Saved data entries
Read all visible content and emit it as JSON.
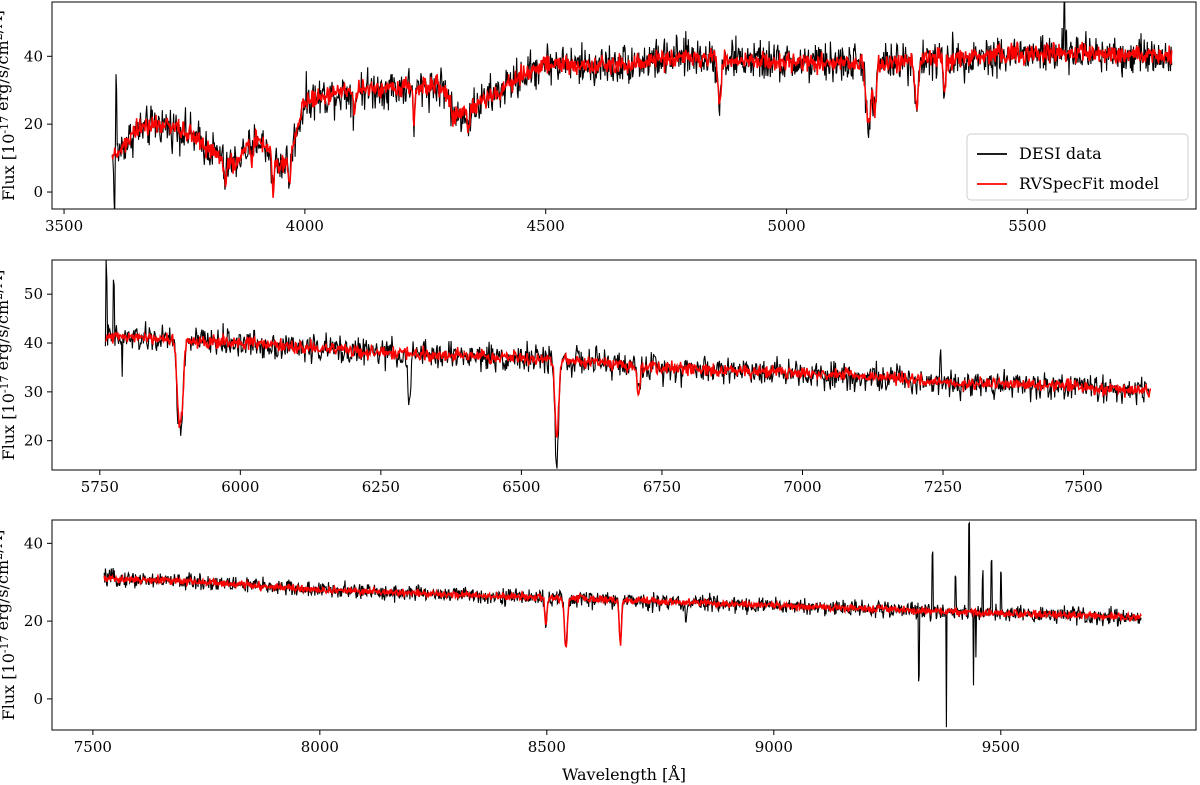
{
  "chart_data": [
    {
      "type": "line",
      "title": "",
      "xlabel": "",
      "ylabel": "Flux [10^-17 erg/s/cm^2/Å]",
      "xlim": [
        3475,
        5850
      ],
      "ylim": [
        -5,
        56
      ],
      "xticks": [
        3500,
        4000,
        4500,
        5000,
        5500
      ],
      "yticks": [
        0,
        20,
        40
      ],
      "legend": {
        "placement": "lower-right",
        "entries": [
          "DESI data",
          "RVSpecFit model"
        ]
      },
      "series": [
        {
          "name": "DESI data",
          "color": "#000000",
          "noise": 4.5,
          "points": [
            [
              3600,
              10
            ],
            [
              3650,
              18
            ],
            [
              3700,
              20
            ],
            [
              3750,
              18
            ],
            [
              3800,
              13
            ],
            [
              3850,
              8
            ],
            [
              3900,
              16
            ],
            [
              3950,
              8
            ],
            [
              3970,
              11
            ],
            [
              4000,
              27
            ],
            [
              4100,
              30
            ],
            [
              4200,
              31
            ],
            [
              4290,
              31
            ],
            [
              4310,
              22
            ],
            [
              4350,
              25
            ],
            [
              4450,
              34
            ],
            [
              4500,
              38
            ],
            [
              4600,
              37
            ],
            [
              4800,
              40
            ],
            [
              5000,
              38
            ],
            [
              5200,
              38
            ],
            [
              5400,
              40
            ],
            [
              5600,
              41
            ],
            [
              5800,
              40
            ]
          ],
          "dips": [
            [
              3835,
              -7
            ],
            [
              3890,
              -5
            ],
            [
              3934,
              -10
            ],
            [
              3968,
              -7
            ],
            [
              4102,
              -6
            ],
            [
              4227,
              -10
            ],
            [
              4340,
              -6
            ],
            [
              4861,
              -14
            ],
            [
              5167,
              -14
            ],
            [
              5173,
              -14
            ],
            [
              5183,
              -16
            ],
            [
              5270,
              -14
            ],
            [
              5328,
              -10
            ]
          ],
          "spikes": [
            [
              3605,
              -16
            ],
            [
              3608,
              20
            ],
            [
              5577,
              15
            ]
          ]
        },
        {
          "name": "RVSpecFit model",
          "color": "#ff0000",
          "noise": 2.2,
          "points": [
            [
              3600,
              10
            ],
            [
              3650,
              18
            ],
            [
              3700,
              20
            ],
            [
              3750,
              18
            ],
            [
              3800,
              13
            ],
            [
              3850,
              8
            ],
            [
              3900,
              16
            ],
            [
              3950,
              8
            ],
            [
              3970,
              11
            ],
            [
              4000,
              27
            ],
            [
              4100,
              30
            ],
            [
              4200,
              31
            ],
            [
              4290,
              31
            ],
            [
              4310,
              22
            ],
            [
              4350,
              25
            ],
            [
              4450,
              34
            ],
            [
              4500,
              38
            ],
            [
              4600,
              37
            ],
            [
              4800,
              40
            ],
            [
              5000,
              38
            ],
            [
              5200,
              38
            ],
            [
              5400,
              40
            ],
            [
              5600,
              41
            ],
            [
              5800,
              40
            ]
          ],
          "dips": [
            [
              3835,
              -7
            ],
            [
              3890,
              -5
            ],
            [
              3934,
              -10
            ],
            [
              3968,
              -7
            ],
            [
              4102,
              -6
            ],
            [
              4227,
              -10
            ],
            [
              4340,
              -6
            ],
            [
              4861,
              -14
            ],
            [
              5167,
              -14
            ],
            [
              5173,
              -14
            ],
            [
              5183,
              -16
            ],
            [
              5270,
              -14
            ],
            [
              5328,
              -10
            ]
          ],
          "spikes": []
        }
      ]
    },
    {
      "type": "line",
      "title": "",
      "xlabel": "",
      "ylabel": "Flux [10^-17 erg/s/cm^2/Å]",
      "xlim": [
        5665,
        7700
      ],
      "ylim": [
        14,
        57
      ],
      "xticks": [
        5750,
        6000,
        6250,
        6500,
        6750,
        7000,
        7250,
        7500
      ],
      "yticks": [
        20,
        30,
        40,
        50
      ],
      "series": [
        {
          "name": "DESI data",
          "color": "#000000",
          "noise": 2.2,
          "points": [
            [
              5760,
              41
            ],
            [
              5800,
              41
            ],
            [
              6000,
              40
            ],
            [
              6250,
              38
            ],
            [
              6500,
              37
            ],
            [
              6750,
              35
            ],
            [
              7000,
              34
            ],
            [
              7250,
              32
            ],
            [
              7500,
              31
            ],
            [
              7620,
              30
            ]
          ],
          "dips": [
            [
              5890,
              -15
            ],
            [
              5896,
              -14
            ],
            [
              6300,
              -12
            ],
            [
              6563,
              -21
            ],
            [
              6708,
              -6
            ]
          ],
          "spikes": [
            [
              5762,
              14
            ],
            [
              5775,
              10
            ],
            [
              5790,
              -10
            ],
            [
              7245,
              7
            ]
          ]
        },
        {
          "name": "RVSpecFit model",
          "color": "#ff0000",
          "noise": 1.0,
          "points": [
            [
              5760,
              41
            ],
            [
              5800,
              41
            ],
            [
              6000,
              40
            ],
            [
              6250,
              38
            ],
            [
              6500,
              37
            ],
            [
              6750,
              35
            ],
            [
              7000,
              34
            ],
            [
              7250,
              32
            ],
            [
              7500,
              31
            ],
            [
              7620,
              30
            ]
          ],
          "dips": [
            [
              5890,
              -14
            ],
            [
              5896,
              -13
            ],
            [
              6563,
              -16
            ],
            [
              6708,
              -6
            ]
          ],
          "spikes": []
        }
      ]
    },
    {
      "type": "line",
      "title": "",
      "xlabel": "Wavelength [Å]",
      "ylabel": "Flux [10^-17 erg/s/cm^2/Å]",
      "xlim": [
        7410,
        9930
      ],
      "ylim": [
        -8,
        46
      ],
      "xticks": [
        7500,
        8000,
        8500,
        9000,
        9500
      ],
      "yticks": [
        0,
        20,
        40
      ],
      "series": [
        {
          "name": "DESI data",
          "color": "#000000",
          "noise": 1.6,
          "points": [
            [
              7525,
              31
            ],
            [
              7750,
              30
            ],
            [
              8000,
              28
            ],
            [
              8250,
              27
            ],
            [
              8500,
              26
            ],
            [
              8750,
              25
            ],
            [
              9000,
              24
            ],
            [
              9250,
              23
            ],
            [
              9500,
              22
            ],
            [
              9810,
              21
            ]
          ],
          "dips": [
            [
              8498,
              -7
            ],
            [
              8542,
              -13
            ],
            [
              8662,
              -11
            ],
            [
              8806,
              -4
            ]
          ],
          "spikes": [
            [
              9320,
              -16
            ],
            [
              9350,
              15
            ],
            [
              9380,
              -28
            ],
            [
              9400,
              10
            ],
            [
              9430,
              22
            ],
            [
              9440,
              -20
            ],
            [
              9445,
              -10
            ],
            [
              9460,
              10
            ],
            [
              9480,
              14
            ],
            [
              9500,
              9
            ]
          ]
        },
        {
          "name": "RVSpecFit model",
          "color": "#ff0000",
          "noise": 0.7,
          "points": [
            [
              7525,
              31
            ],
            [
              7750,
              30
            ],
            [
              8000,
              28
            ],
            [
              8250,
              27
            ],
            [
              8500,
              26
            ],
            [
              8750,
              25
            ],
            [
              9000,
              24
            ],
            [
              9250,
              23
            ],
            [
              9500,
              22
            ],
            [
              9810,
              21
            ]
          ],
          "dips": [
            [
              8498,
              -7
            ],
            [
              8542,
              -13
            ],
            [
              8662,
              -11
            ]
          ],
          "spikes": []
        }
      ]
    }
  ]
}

==

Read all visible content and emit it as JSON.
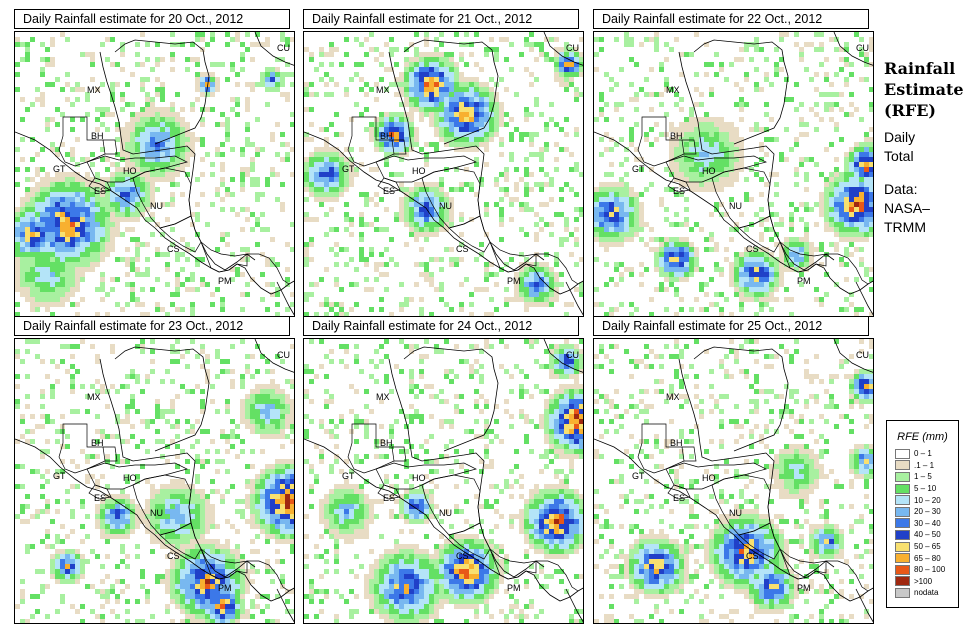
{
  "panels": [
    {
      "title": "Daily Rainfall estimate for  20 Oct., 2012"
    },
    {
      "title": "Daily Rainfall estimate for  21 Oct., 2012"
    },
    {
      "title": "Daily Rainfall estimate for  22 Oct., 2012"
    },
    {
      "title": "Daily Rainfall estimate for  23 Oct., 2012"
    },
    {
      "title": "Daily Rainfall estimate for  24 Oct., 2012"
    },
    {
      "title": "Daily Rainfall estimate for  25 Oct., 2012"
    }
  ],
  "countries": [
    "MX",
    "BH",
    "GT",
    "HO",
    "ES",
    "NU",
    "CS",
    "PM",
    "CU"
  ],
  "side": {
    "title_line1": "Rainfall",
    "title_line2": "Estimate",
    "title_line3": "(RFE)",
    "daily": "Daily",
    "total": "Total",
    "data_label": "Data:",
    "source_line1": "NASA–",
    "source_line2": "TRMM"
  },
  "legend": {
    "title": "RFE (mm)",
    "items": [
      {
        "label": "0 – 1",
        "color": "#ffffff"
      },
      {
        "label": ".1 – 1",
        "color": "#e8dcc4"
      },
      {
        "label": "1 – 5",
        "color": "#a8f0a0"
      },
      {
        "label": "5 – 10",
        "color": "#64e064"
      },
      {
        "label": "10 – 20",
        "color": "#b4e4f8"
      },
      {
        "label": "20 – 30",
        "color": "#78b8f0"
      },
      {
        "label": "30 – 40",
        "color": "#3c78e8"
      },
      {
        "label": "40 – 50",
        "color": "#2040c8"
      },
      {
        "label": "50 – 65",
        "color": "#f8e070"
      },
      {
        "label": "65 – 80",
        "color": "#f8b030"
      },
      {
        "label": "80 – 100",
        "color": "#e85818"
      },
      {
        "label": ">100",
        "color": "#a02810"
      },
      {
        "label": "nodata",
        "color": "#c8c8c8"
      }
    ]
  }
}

- EXERCISE AIM -
Copy all lines of the listing above that contain the string "Rainfall".

- ANSWER TO THIS PROBLEM -
      "title": "Daily Rainfall estimate for  20 Oct., 2012"
      "title": "Daily Rainfall estimate for  21 Oct., 2012"
      "title": "Daily Rainfall estimate for  22 Oct., 2012"
      "title": "Daily Rainfall estimate for  23 Oct., 2012"
      "title": "Daily Rainfall estimate for  24 Oct., 2012"
      "title": "Daily Rainfall estimate for  25 Oct., 2012"
    "title_line1": "Rainfall",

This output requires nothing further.